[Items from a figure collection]
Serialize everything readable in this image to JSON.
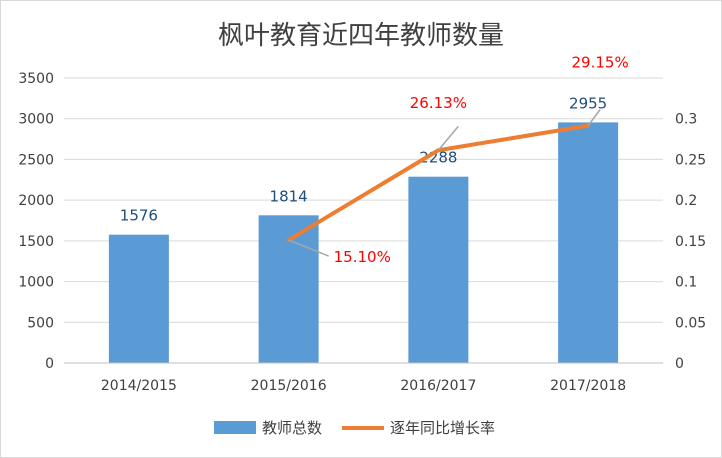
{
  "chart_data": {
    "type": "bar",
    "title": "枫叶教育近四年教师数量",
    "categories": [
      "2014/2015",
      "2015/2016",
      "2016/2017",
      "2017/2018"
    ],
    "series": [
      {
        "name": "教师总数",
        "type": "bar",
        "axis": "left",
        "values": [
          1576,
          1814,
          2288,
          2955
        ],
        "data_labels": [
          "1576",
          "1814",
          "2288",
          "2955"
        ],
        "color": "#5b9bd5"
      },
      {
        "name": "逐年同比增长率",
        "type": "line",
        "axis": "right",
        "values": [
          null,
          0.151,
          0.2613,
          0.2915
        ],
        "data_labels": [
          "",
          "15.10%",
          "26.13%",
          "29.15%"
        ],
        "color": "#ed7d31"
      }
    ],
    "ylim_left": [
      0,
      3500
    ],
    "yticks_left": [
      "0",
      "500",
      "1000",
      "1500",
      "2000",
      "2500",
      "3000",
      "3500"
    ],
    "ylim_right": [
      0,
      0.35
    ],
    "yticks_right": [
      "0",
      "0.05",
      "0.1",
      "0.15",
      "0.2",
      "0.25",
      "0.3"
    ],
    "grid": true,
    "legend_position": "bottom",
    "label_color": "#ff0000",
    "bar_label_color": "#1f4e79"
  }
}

...

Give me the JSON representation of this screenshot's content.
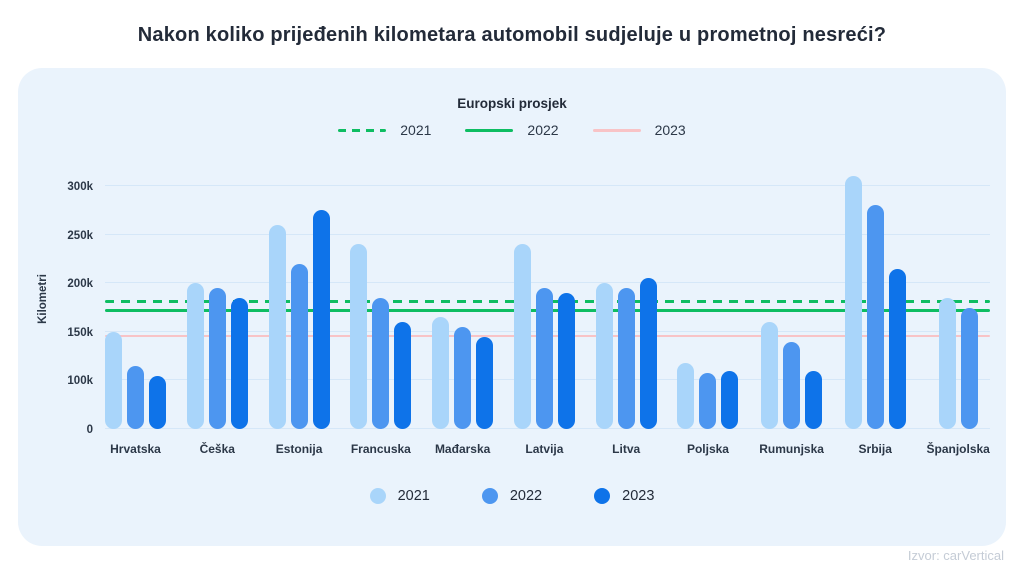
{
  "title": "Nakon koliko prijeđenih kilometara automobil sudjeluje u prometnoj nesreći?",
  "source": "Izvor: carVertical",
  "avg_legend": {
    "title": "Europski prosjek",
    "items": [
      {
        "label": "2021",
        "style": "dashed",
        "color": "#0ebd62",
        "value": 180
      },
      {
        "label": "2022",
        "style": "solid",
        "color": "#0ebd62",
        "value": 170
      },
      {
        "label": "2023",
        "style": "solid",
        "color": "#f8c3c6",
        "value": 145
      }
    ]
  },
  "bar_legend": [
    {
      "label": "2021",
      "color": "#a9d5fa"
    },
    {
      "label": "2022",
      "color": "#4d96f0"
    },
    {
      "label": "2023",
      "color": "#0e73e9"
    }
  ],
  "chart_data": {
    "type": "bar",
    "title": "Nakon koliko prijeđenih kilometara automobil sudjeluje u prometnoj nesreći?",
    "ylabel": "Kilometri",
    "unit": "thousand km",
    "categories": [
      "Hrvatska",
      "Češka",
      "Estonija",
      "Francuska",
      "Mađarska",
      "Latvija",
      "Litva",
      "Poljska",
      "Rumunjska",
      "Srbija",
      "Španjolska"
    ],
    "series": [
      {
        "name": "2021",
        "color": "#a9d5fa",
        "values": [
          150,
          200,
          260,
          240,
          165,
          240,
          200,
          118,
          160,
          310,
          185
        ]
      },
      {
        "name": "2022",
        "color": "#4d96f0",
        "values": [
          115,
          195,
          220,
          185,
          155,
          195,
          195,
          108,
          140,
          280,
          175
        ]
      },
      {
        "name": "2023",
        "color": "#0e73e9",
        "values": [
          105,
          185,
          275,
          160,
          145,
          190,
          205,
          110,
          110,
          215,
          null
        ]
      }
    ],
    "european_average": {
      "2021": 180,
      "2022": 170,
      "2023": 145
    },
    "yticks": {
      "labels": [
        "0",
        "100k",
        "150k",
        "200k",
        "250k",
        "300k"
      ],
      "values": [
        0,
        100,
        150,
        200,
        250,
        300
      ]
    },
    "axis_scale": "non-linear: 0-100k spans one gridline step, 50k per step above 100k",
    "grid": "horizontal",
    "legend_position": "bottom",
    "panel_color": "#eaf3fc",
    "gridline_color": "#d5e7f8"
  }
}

--

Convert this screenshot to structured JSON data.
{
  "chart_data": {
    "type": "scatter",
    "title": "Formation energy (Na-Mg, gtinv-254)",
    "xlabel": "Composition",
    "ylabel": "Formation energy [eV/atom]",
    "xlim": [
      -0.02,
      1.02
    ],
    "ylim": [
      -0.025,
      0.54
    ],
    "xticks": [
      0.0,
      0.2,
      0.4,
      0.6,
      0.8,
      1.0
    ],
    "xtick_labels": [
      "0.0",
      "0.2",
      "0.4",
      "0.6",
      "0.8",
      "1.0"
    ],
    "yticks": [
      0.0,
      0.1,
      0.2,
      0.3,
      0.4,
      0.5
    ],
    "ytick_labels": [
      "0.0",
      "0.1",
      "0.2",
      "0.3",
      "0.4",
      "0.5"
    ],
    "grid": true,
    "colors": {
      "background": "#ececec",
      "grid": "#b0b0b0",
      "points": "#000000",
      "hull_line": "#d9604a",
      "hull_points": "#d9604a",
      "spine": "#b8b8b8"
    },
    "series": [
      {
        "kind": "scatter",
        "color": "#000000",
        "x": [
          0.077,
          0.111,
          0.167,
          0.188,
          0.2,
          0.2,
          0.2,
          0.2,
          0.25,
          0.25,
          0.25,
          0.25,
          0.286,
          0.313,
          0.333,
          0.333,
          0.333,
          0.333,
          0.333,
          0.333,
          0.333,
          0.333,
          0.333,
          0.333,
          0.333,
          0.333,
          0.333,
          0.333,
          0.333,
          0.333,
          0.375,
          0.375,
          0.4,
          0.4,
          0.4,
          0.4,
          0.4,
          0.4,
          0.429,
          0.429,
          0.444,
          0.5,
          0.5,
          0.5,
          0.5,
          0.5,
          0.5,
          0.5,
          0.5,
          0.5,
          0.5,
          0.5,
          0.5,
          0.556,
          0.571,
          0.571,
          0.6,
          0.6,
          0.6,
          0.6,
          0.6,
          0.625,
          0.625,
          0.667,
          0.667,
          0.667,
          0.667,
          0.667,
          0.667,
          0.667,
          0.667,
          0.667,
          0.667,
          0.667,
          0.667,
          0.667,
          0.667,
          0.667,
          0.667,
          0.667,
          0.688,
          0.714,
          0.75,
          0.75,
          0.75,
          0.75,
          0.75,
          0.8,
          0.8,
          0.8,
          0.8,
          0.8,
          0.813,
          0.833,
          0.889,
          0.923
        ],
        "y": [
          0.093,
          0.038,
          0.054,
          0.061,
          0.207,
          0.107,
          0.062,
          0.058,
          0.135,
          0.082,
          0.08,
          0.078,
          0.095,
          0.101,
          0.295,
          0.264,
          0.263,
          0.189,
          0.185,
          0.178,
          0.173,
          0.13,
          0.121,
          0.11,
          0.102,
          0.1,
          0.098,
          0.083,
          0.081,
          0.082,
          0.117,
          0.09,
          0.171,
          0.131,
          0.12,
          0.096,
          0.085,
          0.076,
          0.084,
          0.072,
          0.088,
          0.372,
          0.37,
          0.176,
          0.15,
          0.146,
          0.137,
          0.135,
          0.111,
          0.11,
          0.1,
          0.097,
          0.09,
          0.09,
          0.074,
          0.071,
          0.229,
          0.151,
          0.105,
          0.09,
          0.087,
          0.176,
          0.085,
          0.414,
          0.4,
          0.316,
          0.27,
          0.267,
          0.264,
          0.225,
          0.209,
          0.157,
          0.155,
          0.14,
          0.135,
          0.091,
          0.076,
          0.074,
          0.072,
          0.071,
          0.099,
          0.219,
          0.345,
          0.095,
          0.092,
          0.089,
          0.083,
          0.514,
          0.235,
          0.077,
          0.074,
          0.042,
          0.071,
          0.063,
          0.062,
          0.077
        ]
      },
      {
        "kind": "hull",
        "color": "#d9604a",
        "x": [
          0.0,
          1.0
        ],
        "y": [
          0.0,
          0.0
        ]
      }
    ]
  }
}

◆ Problem to solve:
In the listing, find each line with the string "prometnoj" and copy it.

◆ Full response:
  "title": "Nakon koliko prijeđenih kilometara automobil sudjeluje u prometnoj nesreći?",
    "title": "Nakon koliko prijeđenih kilometara automobil sudjeluje u prometnoj nesreći?",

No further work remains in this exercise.